- [Requirements]: Find and copy each line of the records where the string "如需改动" shows up.

※ ※ ※

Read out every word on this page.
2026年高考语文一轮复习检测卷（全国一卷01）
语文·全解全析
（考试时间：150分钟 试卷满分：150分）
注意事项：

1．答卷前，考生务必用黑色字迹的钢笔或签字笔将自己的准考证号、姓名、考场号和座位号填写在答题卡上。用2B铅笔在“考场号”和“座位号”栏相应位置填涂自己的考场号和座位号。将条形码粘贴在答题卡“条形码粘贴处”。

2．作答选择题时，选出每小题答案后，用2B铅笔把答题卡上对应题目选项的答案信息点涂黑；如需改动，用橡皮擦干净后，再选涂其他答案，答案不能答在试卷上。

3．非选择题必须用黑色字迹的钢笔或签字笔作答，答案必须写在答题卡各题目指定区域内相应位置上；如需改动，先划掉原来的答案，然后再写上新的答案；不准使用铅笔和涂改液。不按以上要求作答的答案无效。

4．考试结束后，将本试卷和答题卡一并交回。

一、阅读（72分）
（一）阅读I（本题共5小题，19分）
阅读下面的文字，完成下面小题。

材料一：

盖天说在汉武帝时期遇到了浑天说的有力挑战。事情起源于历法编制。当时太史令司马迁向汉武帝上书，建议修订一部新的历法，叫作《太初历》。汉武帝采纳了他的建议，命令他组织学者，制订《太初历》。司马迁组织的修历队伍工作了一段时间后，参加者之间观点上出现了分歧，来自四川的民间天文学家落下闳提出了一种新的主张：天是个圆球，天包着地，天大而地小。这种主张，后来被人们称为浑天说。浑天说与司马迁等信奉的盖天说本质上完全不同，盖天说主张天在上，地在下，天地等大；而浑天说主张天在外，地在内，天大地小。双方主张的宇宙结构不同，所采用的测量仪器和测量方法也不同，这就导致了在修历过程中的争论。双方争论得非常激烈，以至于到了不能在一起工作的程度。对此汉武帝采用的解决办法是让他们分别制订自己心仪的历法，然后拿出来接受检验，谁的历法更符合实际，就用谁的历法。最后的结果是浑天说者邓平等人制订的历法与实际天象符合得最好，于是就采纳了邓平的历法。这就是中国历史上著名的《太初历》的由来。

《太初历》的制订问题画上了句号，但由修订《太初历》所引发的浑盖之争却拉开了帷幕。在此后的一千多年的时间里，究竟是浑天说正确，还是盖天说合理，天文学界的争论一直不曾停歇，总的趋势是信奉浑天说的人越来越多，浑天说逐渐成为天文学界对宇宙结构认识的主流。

※ ※ ※

- [Solution to the problem]:
2．作答选择题时，选出每小题答案后，用2B铅笔把答题卡上对应题目选项的答案信息点涂黑；如需改动，用橡皮擦干净后，再选涂其他答案，答案不能答在试卷上。
3．非选择题必须用黑色字迹的钢笔或签字笔作答，答案必须写在答题卡各题目指定区域内相应位置上；如需改动，先划掉原来的答案，然后再写上新的答案；不准使用铅笔和涂改液。不按以上要求作答的答案无效。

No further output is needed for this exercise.